* Start Stored records *

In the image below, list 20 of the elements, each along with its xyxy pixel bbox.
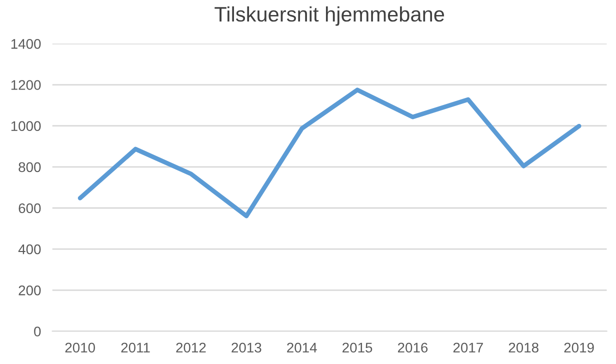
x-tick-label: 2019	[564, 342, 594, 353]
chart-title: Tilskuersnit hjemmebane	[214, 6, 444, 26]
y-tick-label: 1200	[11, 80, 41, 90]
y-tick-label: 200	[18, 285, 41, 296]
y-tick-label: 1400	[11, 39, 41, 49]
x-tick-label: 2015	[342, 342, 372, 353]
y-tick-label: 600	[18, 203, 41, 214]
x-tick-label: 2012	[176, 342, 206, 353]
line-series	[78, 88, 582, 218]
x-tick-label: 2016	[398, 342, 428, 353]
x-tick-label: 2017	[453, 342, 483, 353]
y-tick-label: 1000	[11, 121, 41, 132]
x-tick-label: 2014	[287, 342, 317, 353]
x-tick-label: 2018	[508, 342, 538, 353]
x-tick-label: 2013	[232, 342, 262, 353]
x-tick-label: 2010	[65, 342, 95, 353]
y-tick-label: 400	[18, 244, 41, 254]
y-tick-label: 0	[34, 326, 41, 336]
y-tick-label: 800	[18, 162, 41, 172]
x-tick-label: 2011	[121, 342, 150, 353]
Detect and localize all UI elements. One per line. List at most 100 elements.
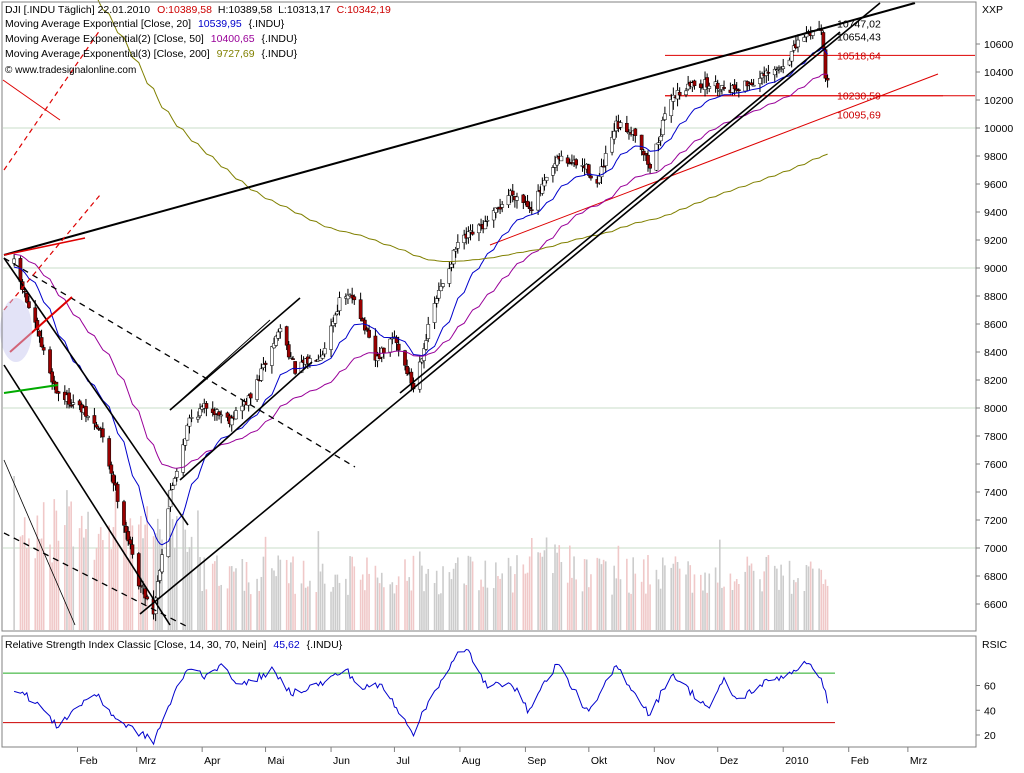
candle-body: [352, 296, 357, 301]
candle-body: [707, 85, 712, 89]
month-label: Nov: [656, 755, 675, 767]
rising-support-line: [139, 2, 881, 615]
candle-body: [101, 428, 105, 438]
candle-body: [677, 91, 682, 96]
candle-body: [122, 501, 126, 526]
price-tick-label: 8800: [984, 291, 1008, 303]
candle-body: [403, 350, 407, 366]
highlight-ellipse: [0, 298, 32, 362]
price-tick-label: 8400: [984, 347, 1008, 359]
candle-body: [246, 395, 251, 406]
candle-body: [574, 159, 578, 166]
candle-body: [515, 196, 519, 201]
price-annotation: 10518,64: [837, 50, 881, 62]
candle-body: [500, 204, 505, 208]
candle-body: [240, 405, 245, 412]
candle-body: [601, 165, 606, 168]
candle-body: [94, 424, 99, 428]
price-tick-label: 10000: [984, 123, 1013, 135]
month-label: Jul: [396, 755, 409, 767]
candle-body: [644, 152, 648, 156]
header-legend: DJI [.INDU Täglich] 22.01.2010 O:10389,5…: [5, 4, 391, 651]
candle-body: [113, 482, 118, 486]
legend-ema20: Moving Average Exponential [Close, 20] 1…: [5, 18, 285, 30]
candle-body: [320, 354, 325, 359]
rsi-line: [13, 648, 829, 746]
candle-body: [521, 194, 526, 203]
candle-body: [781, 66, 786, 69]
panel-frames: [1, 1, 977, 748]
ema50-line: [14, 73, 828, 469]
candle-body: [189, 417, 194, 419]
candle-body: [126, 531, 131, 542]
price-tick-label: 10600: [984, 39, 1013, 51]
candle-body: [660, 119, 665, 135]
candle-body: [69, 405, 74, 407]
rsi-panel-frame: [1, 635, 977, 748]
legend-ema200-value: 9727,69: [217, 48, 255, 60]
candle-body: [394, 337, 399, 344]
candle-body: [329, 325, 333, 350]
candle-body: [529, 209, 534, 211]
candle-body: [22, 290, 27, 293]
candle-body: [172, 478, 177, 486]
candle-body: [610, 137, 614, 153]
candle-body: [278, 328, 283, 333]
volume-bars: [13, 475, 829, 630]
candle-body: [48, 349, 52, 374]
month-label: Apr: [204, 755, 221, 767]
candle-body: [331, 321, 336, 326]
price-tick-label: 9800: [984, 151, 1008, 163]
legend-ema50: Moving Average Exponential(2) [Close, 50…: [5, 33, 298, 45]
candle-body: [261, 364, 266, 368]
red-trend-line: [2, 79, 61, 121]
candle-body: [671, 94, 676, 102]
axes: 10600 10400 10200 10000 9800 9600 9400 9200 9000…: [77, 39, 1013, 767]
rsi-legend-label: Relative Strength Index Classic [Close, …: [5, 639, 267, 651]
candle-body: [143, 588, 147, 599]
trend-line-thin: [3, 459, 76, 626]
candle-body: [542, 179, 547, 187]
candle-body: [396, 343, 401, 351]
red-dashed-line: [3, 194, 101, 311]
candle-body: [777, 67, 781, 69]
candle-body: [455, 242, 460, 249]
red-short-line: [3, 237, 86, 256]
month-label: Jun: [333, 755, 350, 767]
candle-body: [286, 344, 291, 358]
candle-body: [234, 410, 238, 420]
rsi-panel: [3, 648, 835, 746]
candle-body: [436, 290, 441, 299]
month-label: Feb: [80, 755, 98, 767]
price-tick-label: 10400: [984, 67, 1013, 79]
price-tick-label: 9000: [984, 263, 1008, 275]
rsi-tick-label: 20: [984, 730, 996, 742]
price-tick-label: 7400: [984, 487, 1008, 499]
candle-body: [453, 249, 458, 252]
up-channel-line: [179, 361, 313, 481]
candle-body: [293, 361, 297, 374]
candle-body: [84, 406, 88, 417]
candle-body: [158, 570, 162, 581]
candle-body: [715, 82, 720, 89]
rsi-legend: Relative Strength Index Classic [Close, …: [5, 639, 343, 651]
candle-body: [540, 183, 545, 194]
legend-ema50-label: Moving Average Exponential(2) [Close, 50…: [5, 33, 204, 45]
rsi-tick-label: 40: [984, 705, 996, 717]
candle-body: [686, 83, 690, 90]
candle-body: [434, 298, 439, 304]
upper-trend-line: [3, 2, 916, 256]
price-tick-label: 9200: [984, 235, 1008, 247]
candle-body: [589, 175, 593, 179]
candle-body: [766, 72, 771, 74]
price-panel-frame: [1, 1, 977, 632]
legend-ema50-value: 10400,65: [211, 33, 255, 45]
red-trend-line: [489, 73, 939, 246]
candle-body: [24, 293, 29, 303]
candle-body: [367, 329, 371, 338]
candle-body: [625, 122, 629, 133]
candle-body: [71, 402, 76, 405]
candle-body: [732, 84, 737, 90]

* End Stored records *

_Exercise objective_
Please rename every "x-tick-label" to "year-label" and reproduce all the entries above with nothing else altered. Leave out the pictures.

_Complete answer_
In the image below, list 20 of the elements, each along with its xyxy pixel bbox.
year-label: 2019	[564, 342, 594, 353]
chart-title: Tilskuersnit hjemmebane	[214, 6, 444, 26]
y-tick-label: 1200	[11, 80, 41, 90]
y-tick-label: 200	[18, 285, 41, 296]
y-tick-label: 1400	[11, 39, 41, 49]
year-label: 2015	[342, 342, 372, 353]
y-tick-label: 600	[18, 203, 41, 214]
year-label: 2012	[176, 342, 206, 353]
line-series	[78, 88, 582, 218]
year-label: 2016	[398, 342, 428, 353]
year-label: 2017	[453, 342, 483, 353]
y-tick-label: 1000	[11, 121, 41, 132]
year-label: 2014	[287, 342, 317, 353]
year-label: 2018	[508, 342, 538, 353]
year-label: 2013	[232, 342, 262, 353]
year-label: 2010	[65, 342, 95, 353]
y-tick-label: 400	[18, 244, 41, 254]
y-tick-label: 0	[34, 326, 41, 336]
y-tick-label: 800	[18, 162, 41, 172]
year-label: 2011	[121, 342, 150, 353]
Detect and localize all UI elements. One per line. List at most 100 elements.
candle-body: [352, 296, 357, 301]
candle-body: [707, 85, 712, 89]
month-label: Nov: [656, 755, 675, 767]
rising-support-line: [139, 2, 881, 615]
candle-body: [101, 428, 105, 438]
candle-body: [677, 91, 682, 96]
candle-body: [122, 501, 126, 526]
price-tick-label: 8800: [984, 291, 1008, 303]
candle-body: [403, 350, 407, 366]
highlight-ellipse: [0, 298, 32, 362]
price-tick-label: 8400: [984, 347, 1008, 359]
candle-body: [246, 395, 251, 406]
candle-body: [574, 159, 578, 166]
candle-body: [515, 196, 519, 201]
price-annotation: 10518,64: [837, 50, 881, 62]
candle-body: [500, 204, 505, 208]
candle-body: [240, 405, 245, 412]
candle-body: [601, 165, 606, 168]
candle-body: [94, 424, 99, 428]
price-tick-label: 10000: [984, 123, 1013, 135]
month-label: Jul: [396, 755, 409, 767]
candle-body: [644, 152, 648, 156]
header-legend: DJI [.INDU Täglich] 22.01.2010 O:10389,5…: [5, 4, 391, 651]
candle-body: [113, 482, 118, 486]
legend-ema20: Moving Average Exponential [Close, 20] 1…: [5, 18, 285, 30]
candle-body: [320, 354, 325, 359]
rsi-line: [13, 648, 829, 746]
candle-body: [521, 194, 526, 203]
candle-body: [781, 66, 786, 69]
panel-frames: [1, 1, 977, 748]
ema50-line: [14, 73, 828, 469]
candle-body: [189, 417, 194, 419]
candle-body: [126, 531, 131, 542]
price-tick-label: 10600: [984, 39, 1013, 51]
candle-body: [660, 119, 665, 135]
candle-body: [69, 405, 74, 407]
rsi-panel-frame: [1, 635, 977, 748]
legend-ema200-value: 9727,69: [217, 48, 255, 60]
candle-body: [394, 337, 399, 344]
candle-body: [329, 325, 333, 350]
candle-body: [529, 209, 534, 211]
candle-body: [22, 290, 27, 293]
candle-body: [172, 478, 177, 486]
candle-body: [610, 137, 614, 153]
candle-body: [278, 328, 283, 333]
volume-bars: [13, 475, 829, 630]
candle-body: [48, 349, 52, 374]
month-label: Apr: [204, 755, 221, 767]
candle-body: [331, 321, 336, 326]
price-tick-label: 9800: [984, 151, 1008, 163]
legend-ema50: Moving Average Exponential(2) [Close, 50…: [5, 33, 298, 45]
candle-body: [261, 364, 266, 368]
red-trend-line: [2, 79, 61, 121]
candle-body: [671, 94, 676, 102]
axes: 10600 10400 10200 10000 9800 9600 9400 9200 9000…: [77, 39, 1013, 767]
rsi-legend-label: Relative Strength Index Classic [Close, …: [5, 639, 267, 651]
candle-body: [143, 588, 147, 599]
trend-line-thin: [3, 459, 76, 626]
candle-body: [542, 179, 547, 187]
candle-body: [396, 343, 401, 351]
red-dashed-line: [3, 194, 101, 311]
candle-body: [777, 67, 781, 69]
candle-body: [455, 242, 460, 249]
red-short-line: [3, 237, 86, 256]
month-label: Jun: [333, 755, 350, 767]
candle-body: [286, 344, 291, 358]
candle-body: [234, 410, 238, 420]
rsi-panel: [3, 648, 835, 746]
candle-body: [436, 290, 441, 299]
month-label: Feb: [80, 755, 98, 767]
price-tick-label: 10400: [984, 67, 1013, 79]
price-tick-label: 9000: [984, 263, 1008, 275]
rsi-tick-label: 20: [984, 730, 996, 742]
price-tick-label: 7400: [984, 487, 1008, 499]
candle-body: [453, 249, 458, 252]
up-channel-line: [179, 361, 313, 481]
candle-body: [293, 361, 297, 374]
candle-body: [84, 406, 88, 417]
candle-body: [158, 570, 162, 581]
candle-body: [715, 82, 720, 89]
rsi-legend: Relative Strength Index Classic [Close, …: [5, 639, 343, 651]
candle-body: [540, 183, 545, 194]
legend-ema50-label: Moving Average Exponential(2) [Close, 50…: [5, 33, 204, 45]
rsi-tick-label: 40: [984, 705, 996, 717]
candle-body: [686, 83, 690, 90]
candle-body: [434, 298, 439, 304]
upper-trend-line: [3, 2, 916, 256]
price-tick-label: 9200: [984, 235, 1008, 247]
candle-body: [589, 175, 593, 179]
candle-body: [766, 72, 771, 74]
price-panel-frame: [1, 1, 977, 632]
legend-ema50-value: 10400,65: [211, 33, 255, 45]
red-trend-line: [489, 73, 939, 246]
candle-body: [24, 293, 29, 303]
candle-body: [367, 329, 371, 338]
candle-body: [625, 122, 629, 133]
candle-body: [71, 402, 76, 405]
candle-body: [732, 84, 737, 90]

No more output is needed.